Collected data
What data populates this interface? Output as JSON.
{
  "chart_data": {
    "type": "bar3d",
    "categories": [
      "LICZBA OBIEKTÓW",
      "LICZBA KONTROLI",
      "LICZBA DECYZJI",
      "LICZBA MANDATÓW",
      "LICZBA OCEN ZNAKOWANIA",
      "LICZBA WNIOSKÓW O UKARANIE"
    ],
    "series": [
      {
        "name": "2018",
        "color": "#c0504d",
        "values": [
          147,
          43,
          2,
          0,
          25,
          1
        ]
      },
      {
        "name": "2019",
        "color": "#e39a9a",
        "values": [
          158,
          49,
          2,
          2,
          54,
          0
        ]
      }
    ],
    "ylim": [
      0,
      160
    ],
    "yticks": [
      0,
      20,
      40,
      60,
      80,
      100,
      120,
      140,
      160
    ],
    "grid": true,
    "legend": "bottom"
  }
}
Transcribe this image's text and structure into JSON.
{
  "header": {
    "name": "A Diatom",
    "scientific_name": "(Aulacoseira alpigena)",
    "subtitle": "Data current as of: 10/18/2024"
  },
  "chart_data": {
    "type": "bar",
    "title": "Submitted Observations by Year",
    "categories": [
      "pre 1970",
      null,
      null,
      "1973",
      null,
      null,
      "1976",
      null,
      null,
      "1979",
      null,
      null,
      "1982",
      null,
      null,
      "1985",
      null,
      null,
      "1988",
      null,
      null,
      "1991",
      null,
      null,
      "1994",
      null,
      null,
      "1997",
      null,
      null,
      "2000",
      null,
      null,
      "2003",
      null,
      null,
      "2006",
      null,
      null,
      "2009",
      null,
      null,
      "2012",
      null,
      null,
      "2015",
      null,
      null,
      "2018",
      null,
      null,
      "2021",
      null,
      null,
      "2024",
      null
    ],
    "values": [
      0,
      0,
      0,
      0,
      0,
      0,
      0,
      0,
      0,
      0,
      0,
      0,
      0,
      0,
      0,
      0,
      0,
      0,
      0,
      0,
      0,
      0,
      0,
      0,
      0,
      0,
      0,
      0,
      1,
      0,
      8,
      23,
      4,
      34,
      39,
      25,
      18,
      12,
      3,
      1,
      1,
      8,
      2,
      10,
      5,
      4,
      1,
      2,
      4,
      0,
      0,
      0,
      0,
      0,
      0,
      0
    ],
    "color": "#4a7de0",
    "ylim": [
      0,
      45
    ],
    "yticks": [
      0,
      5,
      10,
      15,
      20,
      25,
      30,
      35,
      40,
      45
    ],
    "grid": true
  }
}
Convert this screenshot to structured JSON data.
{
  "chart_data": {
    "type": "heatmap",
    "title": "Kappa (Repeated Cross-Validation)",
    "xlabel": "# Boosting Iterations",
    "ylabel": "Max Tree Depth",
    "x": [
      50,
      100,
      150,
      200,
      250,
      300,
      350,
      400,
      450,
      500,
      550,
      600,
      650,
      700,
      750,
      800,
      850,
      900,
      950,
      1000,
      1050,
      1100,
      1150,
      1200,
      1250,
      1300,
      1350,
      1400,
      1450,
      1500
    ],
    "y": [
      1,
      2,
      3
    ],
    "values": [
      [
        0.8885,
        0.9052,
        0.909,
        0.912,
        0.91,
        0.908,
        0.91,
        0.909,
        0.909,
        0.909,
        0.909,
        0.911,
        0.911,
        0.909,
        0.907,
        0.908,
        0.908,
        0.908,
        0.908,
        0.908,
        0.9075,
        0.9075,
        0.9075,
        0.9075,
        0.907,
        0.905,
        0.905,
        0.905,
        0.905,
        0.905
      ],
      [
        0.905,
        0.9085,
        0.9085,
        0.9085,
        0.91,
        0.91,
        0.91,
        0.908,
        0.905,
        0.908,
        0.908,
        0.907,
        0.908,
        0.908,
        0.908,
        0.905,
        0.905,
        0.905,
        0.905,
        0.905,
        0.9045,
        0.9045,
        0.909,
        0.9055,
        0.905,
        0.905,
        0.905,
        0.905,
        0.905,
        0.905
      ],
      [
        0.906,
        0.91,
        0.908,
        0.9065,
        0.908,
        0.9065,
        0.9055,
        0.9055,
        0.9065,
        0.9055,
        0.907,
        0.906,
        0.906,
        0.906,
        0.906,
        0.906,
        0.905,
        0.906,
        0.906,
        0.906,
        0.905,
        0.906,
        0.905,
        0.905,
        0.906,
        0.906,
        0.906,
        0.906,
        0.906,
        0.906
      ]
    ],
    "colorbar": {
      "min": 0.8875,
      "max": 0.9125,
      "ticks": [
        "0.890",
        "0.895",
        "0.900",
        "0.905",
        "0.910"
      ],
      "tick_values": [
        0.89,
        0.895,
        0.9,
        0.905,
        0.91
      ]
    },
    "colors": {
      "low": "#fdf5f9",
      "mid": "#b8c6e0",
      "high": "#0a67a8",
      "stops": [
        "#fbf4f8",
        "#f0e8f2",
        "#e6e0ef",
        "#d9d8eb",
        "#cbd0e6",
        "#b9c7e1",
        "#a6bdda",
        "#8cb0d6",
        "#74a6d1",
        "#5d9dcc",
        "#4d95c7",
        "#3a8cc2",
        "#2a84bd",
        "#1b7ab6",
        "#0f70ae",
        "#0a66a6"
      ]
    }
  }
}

→ EXERCISE REQUIREMENTS: Reproduce the listing shown above in its entirety, exactly.

→ RESPONSE:
What data populates this interface? Output as JSON.
{
  "chart_data": {
    "type": "bar3d",
    "categories": [
      "LICZBA OBIEKTÓW",
      "LICZBA KONTROLI",
      "LICZBA DECYZJI",
      "LICZBA MANDATÓW",
      "LICZBA OCEN ZNAKOWANIA",
      "LICZBA WNIOSKÓW O UKARANIE"
    ],
    "series": [
      {
        "name": "2018",
        "color": "#c0504d",
        "values": [
          147,
          43,
          2,
          0,
          25,
          1
        ]
      },
      {
        "name": "2019",
        "color": "#e39a9a",
        "values": [
          158,
          49,
          2,
          2,
          54,
          0
        ]
      }
    ],
    "ylim": [
      0,
      160
    ],
    "yticks": [
      0,
      20,
      40,
      60,
      80,
      100,
      120,
      140,
      160
    ],
    "grid": true,
    "legend": "bottom"
  }
}
Transcribe this image's text and structure into JSON.
{
  "header": {
    "name": "A Diatom",
    "scientific_name": "(Aulacoseira alpigena)",
    "subtitle": "Data current as of: 10/18/2024"
  },
  "chart_data": {
    "type": "bar",
    "title": "Submitted Observations by Year",
    "categories": [
      "pre 1970",
      null,
      null,
      "1973",
      null,
      null,
      "1976",
      null,
      null,
      "1979",
      null,
      null,
      "1982",
      null,
      null,
      "1985",
      null,
      null,
      "1988",
      null,
      null,
      "1991",
      null,
      null,
      "1994",
      null,
      null,
      "1997",
      null,
      null,
      "2000",
      null,
      null,
      "2003",
      null,
      null,
      "2006",
      null,
      null,
      "2009",
      null,
      null,
      "2012",
      null,
      null,
      "2015",
      null,
      null,
      "2018",
      null,
      null,
      "2021",
      null,
      null,
      "2024",
      null
    ],
    "values": [
      0,
      0,
      0,
      0,
      0,
      0,
      0,
      0,
      0,
      0,
      0,
      0,
      0,
      0,
      0,
      0,
      0,
      0,
      0,
      0,
      0,
      0,
      0,
      0,
      0,
      0,
      0,
      0,
      1,
      0,
      8,
      23,
      4,
      34,
      39,
      25,
      18,
      12,
      3,
      1,
      1,
      8,
      2,
      10,
      5,
      4,
      1,
      2,
      4,
      0,
      0,
      0,
      0,
      0,
      0,
      0
    ],
    "color": "#4a7de0",
    "ylim": [
      0,
      45
    ],
    "yticks": [
      0,
      5,
      10,
      15,
      20,
      25,
      30,
      35,
      40,
      45
    ],
    "grid": true
  }
}
Convert this screenshot to structured JSON data.
{
  "chart_data": {
    "type": "heatmap",
    "title": "Kappa (Repeated Cross-Validation)",
    "xlabel": "# Boosting Iterations",
    "ylabel": "Max Tree Depth",
    "x": [
      50,
      100,
      150,
      200,
      250,
      300,
      350,
      400,
      450,
      500,
      550,
      600,
      650,
      700,
      750,
      800,
      850,
      900,
      950,
      1000,
      1050,
      1100,
      1150,
      1200,
      1250,
      1300,
      1350,
      1400,
      1450,
      1500
    ],
    "y": [
      1,
      2,
      3
    ],
    "values": [
      [
        0.8885,
        0.9052,
        0.909,
        0.912,
        0.91,
        0.908,
        0.91,
        0.909,
        0.909,
        0.909,
        0.909,
        0.911,
        0.911,
        0.909,
        0.907,
        0.908,
        0.908,
        0.908,
        0.908,
        0.908,
        0.9075,
        0.9075,
        0.9075,
        0.9075,
        0.907,
        0.905,
        0.905,
        0.905,
        0.905,
        0.905
      ],
      [
        0.905,
        0.9085,
        0.9085,
        0.9085,
        0.91,
        0.91,
        0.91,
        0.908,
        0.905,
        0.908,
        0.908,
        0.907,
        0.908,
        0.908,
        0.908,
        0.905,
        0.905,
        0.905,
        0.905,
        0.905,
        0.9045,
        0.9045,
        0.909,
        0.9055,
        0.905,
        0.905,
        0.905,
        0.905,
        0.905,
        0.905
      ],
      [
        0.906,
        0.91,
        0.908,
        0.9065,
        0.908,
        0.9065,
        0.9055,
        0.9055,
        0.9065,
        0.9055,
        0.907,
        0.906,
        0.906,
        0.906,
        0.906,
        0.906,
        0.905,
        0.906,
        0.906,
        0.906,
        0.905,
        0.906,
        0.905,
        0.905,
        0.906,
        0.906,
        0.906,
        0.906,
        0.906,
        0.906
      ]
    ],
    "colorbar": {
      "min": 0.8875,
      "max": 0.9125,
      "ticks": [
        "0.890",
        "0.895",
        "0.900",
        "0.905",
        "0.910"
      ],
      "tick_values": [
        0.89,
        0.895,
        0.9,
        0.905,
        0.91
      ]
    },
    "colors": {
      "low": "#fdf5f9",
      "mid": "#b8c6e0",
      "high": "#0a67a8",
      "stops": [
        "#fbf4f8",
        "#f0e8f2",
        "#e6e0ef",
        "#d9d8eb",
        "#cbd0e6",
        "#b9c7e1",
        "#a6bdda",
        "#8cb0d6",
        "#74a6d1",
        "#5d9dcc",
        "#4d95c7",
        "#3a8cc2",
        "#2a84bd",
        "#1b7ab6",
        "#0f70ae",
        "#0a66a6"
      ]
    }
  }
}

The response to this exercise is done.